Start of Data excerpts
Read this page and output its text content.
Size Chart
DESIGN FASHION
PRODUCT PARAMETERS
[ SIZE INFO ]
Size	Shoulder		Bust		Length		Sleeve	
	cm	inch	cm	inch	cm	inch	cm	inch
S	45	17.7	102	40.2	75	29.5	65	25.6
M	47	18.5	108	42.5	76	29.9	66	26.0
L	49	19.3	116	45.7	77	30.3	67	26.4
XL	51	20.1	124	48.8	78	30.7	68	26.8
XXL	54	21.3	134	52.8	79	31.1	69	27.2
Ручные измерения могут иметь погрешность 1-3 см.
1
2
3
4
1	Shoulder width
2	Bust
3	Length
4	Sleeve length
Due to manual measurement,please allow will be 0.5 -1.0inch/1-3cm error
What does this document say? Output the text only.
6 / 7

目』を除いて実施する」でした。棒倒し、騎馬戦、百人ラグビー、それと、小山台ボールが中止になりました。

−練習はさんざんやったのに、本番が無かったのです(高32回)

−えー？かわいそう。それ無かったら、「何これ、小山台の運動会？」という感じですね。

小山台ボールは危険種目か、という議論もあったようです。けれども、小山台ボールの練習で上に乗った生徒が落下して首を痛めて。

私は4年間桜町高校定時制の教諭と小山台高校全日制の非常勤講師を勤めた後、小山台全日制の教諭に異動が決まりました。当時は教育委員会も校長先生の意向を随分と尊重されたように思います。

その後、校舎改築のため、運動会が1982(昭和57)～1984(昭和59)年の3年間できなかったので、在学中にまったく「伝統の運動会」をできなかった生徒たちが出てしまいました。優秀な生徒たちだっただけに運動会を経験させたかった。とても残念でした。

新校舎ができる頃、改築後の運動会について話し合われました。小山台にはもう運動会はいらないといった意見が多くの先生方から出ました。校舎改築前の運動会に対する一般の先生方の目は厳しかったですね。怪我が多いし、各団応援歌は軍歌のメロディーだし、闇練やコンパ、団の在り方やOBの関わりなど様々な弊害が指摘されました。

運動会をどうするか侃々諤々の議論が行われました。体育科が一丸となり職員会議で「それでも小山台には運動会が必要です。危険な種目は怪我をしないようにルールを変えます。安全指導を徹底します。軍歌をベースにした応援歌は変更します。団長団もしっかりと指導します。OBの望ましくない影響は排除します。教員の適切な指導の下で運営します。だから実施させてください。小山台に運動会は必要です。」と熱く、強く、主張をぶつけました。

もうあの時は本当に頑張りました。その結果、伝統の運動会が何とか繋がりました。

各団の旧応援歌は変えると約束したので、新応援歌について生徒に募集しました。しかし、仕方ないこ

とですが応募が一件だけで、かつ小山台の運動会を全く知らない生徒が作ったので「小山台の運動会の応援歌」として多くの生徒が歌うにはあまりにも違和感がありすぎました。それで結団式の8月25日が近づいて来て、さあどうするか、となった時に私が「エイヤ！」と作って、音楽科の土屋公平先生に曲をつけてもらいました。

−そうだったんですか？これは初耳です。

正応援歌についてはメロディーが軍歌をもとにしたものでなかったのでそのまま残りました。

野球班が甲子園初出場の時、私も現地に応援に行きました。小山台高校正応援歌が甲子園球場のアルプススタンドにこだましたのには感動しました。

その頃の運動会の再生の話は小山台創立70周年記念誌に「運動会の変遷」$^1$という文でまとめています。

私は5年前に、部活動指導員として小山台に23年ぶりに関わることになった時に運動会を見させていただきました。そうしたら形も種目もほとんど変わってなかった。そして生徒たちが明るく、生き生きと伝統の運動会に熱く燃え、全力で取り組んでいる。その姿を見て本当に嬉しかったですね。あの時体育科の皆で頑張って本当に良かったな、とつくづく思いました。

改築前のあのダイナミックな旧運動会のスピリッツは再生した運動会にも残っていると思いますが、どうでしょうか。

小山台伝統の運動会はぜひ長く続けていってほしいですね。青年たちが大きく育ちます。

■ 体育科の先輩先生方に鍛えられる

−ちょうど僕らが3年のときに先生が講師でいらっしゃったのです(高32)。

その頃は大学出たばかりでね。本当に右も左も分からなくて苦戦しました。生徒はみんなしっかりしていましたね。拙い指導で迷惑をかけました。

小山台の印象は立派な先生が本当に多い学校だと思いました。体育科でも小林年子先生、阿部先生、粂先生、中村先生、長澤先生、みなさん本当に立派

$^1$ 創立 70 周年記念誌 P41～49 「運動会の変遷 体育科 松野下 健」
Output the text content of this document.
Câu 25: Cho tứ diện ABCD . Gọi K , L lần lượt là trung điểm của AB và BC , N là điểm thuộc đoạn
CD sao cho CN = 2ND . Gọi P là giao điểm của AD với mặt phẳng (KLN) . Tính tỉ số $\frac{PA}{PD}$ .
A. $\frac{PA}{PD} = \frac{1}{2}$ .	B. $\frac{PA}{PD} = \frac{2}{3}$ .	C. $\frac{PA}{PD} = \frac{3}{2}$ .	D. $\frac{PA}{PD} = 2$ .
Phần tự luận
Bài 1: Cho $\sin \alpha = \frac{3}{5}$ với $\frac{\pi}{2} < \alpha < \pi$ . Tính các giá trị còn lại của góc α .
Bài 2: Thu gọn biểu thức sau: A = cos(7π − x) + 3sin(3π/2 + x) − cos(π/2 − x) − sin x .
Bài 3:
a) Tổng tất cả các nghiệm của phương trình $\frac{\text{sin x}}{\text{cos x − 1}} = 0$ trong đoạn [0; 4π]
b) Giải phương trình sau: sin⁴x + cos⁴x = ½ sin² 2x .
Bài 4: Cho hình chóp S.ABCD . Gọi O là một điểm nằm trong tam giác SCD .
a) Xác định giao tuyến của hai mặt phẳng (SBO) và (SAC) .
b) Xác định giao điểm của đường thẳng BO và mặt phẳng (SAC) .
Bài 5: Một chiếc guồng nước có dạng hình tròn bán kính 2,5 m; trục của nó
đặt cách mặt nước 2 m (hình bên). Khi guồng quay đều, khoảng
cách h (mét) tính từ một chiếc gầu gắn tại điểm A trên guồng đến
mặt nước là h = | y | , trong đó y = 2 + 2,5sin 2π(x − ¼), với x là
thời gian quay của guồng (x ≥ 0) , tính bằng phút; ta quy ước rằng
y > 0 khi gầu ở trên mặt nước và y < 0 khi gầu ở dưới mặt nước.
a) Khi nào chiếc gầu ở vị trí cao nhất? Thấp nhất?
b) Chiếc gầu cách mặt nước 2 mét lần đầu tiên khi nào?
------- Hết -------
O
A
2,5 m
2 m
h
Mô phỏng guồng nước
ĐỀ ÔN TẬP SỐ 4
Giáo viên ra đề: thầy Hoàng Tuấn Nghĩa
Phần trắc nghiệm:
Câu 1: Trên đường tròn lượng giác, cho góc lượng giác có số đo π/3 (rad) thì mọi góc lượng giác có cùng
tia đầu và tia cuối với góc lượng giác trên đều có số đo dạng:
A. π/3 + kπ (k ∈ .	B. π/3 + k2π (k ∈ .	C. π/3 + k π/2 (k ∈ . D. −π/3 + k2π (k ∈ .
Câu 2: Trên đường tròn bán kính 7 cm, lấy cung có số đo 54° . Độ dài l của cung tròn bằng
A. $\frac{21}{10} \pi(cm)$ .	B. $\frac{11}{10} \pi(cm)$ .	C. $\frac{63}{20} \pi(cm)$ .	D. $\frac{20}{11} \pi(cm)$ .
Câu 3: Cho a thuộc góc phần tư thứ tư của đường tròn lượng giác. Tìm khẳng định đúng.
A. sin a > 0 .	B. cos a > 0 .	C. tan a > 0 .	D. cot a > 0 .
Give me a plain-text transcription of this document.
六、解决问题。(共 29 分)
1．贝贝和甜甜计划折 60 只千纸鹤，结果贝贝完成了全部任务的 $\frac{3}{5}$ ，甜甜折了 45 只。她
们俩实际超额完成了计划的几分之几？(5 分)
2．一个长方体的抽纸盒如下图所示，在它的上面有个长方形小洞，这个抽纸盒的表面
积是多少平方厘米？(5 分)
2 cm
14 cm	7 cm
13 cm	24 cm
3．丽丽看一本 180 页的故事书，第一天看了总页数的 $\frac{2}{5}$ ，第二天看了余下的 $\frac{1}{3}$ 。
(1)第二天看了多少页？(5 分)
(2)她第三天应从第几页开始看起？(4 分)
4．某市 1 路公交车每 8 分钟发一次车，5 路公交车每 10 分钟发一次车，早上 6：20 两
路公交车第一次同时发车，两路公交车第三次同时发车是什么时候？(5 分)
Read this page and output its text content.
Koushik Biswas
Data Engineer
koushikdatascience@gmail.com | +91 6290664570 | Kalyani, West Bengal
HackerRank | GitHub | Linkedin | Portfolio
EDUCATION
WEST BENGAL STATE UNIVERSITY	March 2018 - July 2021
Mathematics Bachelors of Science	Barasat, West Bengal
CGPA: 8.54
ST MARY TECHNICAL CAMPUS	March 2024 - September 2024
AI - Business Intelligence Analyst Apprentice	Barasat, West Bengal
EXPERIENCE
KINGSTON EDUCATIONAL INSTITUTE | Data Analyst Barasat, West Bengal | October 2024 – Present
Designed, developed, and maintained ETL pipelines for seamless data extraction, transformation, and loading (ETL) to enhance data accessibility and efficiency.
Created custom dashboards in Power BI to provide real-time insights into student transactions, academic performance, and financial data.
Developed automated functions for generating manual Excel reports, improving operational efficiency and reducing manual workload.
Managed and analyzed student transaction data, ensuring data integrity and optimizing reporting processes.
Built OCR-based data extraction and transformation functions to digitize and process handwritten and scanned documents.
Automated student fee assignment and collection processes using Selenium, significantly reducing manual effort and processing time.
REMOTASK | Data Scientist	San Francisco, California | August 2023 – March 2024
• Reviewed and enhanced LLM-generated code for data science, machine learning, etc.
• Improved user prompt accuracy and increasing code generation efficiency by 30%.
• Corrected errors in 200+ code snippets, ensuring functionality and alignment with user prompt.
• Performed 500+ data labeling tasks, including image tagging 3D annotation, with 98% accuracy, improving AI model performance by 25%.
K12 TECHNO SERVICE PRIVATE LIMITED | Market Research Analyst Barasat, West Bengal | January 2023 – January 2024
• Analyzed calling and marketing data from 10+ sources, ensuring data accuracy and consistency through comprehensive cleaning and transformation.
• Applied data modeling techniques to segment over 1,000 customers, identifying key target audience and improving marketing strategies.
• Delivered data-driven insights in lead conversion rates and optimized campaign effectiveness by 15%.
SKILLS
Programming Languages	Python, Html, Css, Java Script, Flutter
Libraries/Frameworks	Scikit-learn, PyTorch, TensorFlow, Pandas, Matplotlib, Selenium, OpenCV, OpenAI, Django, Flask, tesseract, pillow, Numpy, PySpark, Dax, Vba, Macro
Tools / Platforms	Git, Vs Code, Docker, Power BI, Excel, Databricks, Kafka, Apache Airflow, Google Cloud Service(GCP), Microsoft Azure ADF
End of Data excerpts
=== Work to be completed ===
Tally the lines in the records above that contain the word "reducing", and give only that number.

=== Completed exercise ===
2